#### EXTRAIT DE PAGE:
Douze ans (au Maroc) et trois enfants plus tard, elle décide de quitter son mari. Direction son «vrai pays», la France. Et la maison de ses parents à Fabrègues. C'était en juillet 2005. A la rentrée, ses enfants sont inscrits à l'école, dans laquelle la jeune femme prend en main l'atelier pâtisserie, ce qui lui vaut une immédiate notoriété. Elle engage alors des démarches afin de récupérer sa nationalité française, perdue en 1999 sous prétexte qu'au moment de sa demande de naturalisation, elle avait coché la case «célibataire», alors que son père l'avait déjà mariée administrativement au Maroc. Une erreur que l'administration française considère comme une «tentative de fraude». En mars, le préfet lui a donné un mois pour quitter le territoire.

A peine la décision préfectorale connue, un comité de soutien s'est mis en place autour de Tamimount. Composé au départ de parents d'élèves, il se gonfle rapidement «d'un éventail très large de Fabrégois, qui ne tient aucun compte des clivages sociaux ou politiques traditionnels», explique Bernard Delord, un chercheur en économie, dont la fille est à l'école de Ibtissan et Hanae. On y trouve un orthophoniste, un employé de la poste, une greffière au tribunal, un agent commercial, un contrôleur aérien, une infirmière, un directeur d'école... Des gens de gauche, bien sûr, mais aussi des Fabrégois plus conservateurs, qui, comme ce voisin, n'en considèrent pas moins que «madame Koubaa, avec son diplôme de manipulatrice en radiologie, correspond à ces personnes qualifiées dont on a absolument besoin sur le marché du travail».

#### DONNÉES AFFICHÉES:
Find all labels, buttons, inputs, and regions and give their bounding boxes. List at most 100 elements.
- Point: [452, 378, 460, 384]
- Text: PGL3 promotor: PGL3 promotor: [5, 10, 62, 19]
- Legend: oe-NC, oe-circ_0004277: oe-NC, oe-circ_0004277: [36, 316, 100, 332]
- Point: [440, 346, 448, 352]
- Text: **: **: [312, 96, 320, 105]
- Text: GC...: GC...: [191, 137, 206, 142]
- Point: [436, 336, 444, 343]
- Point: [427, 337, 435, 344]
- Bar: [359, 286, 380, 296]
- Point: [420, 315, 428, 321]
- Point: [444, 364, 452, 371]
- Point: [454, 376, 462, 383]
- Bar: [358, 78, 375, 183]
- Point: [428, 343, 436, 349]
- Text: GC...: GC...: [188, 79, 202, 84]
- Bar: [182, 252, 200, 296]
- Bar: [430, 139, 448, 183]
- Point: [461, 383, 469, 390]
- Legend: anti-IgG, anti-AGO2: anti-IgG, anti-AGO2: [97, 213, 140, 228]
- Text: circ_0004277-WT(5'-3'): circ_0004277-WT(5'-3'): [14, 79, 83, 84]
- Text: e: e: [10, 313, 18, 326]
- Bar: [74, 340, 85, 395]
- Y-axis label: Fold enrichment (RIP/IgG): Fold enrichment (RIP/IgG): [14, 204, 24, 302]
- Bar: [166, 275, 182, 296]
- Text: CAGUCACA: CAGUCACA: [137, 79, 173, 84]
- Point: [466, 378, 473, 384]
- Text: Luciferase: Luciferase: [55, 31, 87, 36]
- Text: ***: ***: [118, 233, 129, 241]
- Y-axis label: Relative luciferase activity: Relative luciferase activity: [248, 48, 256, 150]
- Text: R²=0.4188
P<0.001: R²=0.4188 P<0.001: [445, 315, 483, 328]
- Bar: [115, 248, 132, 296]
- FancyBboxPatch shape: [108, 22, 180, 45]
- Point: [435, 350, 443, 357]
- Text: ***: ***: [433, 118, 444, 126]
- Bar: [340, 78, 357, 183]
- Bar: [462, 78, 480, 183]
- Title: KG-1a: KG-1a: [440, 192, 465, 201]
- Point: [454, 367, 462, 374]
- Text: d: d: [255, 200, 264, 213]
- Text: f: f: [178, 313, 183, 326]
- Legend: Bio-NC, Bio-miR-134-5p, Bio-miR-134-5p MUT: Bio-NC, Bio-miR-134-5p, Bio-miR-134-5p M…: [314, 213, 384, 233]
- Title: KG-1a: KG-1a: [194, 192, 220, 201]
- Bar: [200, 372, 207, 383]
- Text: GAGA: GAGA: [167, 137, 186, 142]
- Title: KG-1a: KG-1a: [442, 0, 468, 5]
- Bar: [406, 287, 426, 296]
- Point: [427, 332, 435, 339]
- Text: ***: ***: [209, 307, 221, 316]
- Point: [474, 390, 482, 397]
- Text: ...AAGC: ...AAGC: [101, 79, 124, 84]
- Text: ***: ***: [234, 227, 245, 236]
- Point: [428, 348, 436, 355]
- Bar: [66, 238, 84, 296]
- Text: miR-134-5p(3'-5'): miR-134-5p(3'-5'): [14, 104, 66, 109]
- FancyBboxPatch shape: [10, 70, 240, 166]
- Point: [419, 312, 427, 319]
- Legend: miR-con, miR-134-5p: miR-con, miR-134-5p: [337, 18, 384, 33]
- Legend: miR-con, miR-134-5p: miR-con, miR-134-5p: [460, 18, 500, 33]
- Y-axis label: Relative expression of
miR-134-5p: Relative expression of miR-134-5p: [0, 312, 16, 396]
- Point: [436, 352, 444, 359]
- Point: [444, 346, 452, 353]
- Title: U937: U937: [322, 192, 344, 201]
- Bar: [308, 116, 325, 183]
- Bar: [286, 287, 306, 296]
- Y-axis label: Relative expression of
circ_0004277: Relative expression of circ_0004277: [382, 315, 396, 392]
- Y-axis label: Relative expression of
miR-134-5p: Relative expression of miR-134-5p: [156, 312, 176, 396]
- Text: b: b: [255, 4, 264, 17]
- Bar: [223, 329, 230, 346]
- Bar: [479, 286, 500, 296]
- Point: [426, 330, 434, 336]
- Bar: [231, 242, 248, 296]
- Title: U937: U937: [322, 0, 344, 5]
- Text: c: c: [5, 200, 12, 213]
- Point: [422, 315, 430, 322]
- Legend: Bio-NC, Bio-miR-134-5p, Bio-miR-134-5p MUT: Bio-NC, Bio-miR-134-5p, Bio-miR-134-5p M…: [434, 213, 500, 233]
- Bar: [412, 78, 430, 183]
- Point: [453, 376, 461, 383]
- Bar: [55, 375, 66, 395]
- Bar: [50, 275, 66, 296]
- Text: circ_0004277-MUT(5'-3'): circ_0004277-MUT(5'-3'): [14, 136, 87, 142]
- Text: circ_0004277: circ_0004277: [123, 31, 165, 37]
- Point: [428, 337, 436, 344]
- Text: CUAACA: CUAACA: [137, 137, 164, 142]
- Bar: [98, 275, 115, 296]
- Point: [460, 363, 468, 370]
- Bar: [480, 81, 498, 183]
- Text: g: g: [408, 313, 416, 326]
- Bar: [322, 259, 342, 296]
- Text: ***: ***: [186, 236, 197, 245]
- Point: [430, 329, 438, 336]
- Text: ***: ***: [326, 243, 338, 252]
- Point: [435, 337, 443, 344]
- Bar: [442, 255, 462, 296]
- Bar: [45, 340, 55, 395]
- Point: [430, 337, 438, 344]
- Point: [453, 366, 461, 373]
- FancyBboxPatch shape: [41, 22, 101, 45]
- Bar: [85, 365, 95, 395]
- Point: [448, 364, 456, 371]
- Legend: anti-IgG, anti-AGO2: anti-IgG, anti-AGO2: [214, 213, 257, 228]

#### CONSIGNES:
A. D'après l'extrait sur Tamimount Koubaa, en quelle année a-t-elle perdu sa nationalité française ?
B. Recopiez un passage de l'extrait sur Tamimount Koubaa, en commençant aux mots « Douze ans (au » et en vous arrêtant après « quitter le territoire. ».
C. Donnez la suite de l'extrait sur Tamimount Koubaa, après sa dernière phrase.
Les enregistrements n'ont aucun lien avec l'extrait sur Tamimount Koubaa.

#### RÉPONSES PAR CONSIGNE:
A. En 1999.

B.
Douze ans (au Maroc) et trois enfants plus tard, elle décide de quitter son mari. Direction son «vrai pays», la France. Et la maison de ses parents à Fabrègues. C'était en juillet 2005. A la rentrée, ses enfants sont inscrits à l'école, dans laquelle la jeune femme prend en main l'atelier pâtisserie, ce qui lui vaut une immédiate notoriété. Elle engage alors des démarches afin de récupérer sa nationalité française, perdue en 1999 sous prétexte qu'au moment de sa demande de naturalisation, elle avait coché la case «célibataire», alors que son père l'avait déjà mariée administrativement au Maroc. Une erreur que l'administration française considère comme une «tentative de fraude». En mars, le préfet lui a donné un mois pour quitter le territoire.

C.
«Etre réaliste». Dans le groupe, il y a même Christian Garcia, un rapatrié d'Algérie, qui avoue sans aucune honte «voter Le Pen» depuis des années. «Mais quand j'ai vu ce petit bout de femme qui ne montrait rien de sa souffrance, ça m'a touché. J'en connais qui vont avoir du mal à comprendre que je défende une Marocaine, mais je ne sais pas ce qui s'est passé, je me surprends moi-même. Comme quoi, y'a des choses qui peuvent faire que tout bascule en vous...» Pour les autres immigrés, Christian Garcia continue néanmoins d'exiger «d'être réaliste» : «La France ne peut pas supporter toute la misère du monde. Au train où ça débarque, ils arrivent par centaines chaque jour. Alors là, je dis non !»

A Fabrègues, même le maire, un ancien UMP devenu «apolitique centriste», prend fait et cause pour cette mère en danger et ses enfants : «Notre position est très claire : cette femme doit rester en France», affirme Jean-Marc Alauzet, le premier adjoint. Preuve de son engagement : le 17 juin, la mairie prête une salle au collectif pour une grande fête de soutien.